START Provided information

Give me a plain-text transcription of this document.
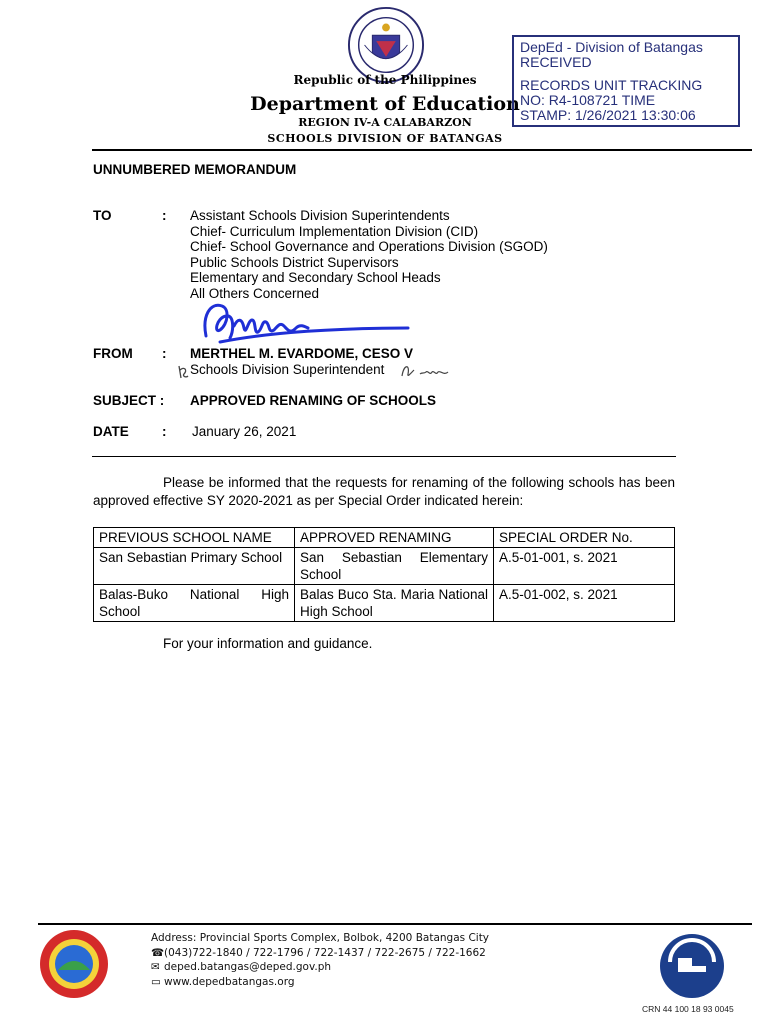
Republic of the Philippines
Department of Education
REGION IV-A CALABARZON
SCHOOLS DIVISION OF BATANGAS
DepEd - Division of Batangas
RECEIVED
RECORDS UNIT TRACKING
NO: R4-108721 TIME
STAMP: 1/26/2021 13:30:06
UNNUMBERED MEMORANDUM
TO	: Assistant Schools Division Superintendents
Chief- Curriculum Implementation Division (CID)
Chief- School Governance and Operations Division (SGOD)
Public Schools District Supervisors
Elementary and Secondary School Heads
All Others Concerned
FROM : MERTHEL M. EVARDOME, CESO V
Schools Division Superintendent
SUBJECT : APPROVED RENAMING OF SCHOOLS
DATE : January 26, 2021
Please be informed that the requests for renaming of the following schools has been approved effective SY 2020-2021 as per Special Order indicated herein:
PREVIOUS SCHOOL NAME	APPROVED RENAMING	SPECIAL ORDER No.
San Sebastian Primary School	San Sebastian Elementary School	A.5-01-001, s. 2021
Balas-Buko National High School	Balas Buco Sta. Maria National High School	A.5-01-002, s. 2021
For your information and guidance.
Address: Provincial Sports Complex, Bolbok, 4200 Batangas City
☎(043)722-1840 / 722-1796 / 722-1437 / 722-2675 / 722-1662
✉ deped.batangas@deped.gov.ph
▭ www.depedbatangas.org
CRN 44 100 18 93 0045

END Provided information

→ **Direction**
Reproduce the whole listing word for word, setting aside any pictures.

→ **Correct result**
Give me a plain-text transcription of this document.
Republic of the Philippines
Department of Education
REGION IV-A CALABARZON
SCHOOLS DIVISION OF BATANGAS
DepEd - Division of Batangas
RECEIVED
RECORDS UNIT TRACKING
NO: R4-108721 TIME
STAMP: 1/26/2021 13:30:06
UNNUMBERED MEMORANDUM
TO	: Assistant Schools Division Superintendents
Chief- Curriculum Implementation Division (CID)
Chief- School Governance and Operations Division (SGOD)
Public Schools District Supervisors
Elementary and Secondary School Heads
All Others Concerned
FROM : MERTHEL M. EVARDOME, CESO V
Schools Division Superintendent
SUBJECT : APPROVED RENAMING OF SCHOOLS
DATE : January 26, 2021
Please be informed that the requests for renaming of the following schools has been approved effective SY 2020-2021 as per Special Order indicated herein:
PREVIOUS SCHOOL NAME	APPROVED RENAMING	SPECIAL ORDER No.
San Sebastian Primary School	San Sebastian Elementary School	A.5-01-001, s. 2021
Balas-Buko National High School	Balas Buco Sta. Maria National High School	A.5-01-002, s. 2021
For your information and guidance.
Address: Provincial Sports Complex, Bolbok, 4200 Batangas City
☎(043)722-1840 / 722-1796 / 722-1437 / 722-2675 / 722-1662
✉ deped.batangas@deped.gov.ph
▭ www.depedbatangas.org
CRN 44 100 18 93 0045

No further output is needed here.